Records from a collection:
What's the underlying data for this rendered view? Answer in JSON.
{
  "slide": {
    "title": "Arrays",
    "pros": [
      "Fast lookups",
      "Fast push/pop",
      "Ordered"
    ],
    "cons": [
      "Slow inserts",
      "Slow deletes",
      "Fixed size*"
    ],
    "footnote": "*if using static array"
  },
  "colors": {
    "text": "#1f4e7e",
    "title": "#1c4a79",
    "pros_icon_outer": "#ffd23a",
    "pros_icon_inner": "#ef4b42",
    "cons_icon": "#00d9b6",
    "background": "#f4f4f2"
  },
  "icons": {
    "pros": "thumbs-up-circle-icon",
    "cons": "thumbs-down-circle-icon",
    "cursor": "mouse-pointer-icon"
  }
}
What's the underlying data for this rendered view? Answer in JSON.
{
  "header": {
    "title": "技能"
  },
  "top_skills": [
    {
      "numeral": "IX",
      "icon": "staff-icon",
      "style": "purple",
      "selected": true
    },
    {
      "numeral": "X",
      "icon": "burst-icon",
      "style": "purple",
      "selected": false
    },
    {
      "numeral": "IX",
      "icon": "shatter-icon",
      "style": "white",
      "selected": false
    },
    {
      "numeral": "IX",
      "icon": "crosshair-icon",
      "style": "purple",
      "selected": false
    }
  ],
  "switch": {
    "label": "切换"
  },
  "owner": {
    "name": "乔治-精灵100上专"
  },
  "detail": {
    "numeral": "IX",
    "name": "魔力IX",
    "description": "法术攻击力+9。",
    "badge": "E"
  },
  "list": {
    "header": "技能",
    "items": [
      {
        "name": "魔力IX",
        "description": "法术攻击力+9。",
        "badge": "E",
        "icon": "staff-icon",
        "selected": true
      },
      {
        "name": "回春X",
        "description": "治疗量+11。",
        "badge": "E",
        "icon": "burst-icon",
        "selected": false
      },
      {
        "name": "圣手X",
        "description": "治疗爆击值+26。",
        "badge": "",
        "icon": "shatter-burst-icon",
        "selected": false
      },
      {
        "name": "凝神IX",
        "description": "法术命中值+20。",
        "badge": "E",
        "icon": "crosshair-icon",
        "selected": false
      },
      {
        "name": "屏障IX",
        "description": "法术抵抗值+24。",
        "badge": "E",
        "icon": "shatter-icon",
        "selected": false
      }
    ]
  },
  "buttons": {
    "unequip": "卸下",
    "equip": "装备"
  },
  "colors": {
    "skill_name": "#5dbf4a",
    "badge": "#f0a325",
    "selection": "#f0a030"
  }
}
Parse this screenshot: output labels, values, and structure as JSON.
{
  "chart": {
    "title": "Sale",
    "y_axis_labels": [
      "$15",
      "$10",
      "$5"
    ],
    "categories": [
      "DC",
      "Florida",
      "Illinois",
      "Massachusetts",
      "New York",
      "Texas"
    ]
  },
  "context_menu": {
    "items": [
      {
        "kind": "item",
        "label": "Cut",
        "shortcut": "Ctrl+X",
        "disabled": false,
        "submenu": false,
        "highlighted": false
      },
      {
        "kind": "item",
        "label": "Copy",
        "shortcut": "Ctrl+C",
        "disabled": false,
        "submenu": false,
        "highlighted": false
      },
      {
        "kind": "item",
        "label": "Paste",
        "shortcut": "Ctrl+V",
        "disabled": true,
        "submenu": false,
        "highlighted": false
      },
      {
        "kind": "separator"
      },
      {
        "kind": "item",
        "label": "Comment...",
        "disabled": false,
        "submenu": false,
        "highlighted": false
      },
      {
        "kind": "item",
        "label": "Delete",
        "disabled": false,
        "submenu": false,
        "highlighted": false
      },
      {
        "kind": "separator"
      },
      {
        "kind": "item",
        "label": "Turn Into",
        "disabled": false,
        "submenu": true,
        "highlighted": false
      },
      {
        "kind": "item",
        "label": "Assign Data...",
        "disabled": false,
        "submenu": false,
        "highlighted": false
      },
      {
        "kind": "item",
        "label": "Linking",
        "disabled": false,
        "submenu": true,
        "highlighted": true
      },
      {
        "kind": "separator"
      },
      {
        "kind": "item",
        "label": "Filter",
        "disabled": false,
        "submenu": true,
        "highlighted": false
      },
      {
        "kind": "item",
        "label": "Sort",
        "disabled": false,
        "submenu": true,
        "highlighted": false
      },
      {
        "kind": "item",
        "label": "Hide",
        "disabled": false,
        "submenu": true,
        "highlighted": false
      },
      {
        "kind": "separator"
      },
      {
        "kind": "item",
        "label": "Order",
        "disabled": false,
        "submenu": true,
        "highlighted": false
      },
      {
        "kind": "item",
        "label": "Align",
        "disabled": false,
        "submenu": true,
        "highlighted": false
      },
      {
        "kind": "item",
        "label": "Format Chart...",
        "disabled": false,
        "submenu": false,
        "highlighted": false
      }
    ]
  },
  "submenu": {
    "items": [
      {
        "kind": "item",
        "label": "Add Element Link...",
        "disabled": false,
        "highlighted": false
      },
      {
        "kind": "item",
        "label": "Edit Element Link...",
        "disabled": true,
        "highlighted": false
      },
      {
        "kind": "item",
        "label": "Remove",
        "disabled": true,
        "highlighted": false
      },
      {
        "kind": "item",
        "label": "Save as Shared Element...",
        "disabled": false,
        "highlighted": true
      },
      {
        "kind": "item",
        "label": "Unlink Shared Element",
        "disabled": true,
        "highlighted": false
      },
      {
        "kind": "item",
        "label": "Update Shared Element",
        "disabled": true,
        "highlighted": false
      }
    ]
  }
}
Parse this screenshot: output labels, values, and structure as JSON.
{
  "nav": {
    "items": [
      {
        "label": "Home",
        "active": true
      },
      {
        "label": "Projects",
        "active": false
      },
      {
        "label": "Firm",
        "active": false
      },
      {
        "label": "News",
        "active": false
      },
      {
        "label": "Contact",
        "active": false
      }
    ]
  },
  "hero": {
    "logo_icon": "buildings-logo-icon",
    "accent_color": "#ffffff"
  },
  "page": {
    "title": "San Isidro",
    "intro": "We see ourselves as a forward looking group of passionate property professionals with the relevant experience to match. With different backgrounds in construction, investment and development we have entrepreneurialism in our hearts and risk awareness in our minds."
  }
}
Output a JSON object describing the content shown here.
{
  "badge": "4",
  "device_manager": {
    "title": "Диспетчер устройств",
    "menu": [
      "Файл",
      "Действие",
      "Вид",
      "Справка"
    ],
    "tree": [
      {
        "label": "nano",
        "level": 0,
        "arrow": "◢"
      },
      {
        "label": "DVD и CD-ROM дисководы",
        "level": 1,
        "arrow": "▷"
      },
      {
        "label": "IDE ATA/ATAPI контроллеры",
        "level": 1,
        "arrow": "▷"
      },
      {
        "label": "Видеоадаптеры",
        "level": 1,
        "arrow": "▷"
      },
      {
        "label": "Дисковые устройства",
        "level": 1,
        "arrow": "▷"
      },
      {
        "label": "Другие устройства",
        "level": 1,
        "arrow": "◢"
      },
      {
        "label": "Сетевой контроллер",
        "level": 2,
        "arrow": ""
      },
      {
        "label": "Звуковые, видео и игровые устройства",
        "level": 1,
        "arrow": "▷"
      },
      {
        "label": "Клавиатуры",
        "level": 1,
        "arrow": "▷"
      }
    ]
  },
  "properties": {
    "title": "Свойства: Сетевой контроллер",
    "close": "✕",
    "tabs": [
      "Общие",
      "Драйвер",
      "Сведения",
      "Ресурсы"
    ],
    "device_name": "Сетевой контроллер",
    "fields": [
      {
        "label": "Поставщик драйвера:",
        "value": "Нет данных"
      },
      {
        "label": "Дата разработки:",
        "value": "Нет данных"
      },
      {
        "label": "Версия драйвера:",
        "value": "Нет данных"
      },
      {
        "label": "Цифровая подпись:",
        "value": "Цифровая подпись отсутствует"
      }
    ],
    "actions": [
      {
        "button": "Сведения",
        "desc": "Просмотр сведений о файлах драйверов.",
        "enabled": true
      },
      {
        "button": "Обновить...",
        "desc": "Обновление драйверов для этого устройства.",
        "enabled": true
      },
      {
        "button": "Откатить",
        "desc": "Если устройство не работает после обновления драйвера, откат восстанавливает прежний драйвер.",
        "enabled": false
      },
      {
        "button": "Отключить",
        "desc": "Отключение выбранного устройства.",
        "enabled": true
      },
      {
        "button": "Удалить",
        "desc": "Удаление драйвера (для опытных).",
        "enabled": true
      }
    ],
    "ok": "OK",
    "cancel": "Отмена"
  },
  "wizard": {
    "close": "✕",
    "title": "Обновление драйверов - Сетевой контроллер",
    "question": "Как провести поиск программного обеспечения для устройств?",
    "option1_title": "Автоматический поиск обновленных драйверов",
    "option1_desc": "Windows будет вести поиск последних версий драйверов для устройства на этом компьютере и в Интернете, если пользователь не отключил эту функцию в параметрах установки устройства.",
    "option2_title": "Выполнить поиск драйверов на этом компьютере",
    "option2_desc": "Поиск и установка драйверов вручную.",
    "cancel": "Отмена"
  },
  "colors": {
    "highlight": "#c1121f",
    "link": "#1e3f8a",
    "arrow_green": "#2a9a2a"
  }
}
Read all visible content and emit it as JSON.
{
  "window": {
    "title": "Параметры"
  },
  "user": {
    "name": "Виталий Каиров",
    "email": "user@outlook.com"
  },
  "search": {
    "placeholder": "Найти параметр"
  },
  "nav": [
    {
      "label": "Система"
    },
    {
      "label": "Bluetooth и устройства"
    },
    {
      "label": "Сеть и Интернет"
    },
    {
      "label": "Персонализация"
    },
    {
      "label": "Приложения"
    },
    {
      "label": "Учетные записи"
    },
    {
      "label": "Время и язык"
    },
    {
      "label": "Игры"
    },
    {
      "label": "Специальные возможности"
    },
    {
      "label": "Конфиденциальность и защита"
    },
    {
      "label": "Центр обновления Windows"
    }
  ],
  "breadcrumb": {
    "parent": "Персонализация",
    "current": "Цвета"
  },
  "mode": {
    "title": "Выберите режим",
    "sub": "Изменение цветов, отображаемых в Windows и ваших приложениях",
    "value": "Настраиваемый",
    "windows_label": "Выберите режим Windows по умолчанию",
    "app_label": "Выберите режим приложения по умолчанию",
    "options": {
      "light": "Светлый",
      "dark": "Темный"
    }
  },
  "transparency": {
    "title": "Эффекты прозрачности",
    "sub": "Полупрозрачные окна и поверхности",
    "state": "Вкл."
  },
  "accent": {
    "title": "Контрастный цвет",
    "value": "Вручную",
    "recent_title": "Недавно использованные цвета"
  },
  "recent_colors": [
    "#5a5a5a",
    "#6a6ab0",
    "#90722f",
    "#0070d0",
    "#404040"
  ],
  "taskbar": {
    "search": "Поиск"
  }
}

WHAT YOU WILL DO - Gather all lines from the listing above in which "режим" occurs.

EXPECTED ANSWER -
    "title": "Выберите режим",
    "windows_label": "Выберите режим Windows по умолчанию",
    "app_label": "Выберите режим приложения по умолчанию",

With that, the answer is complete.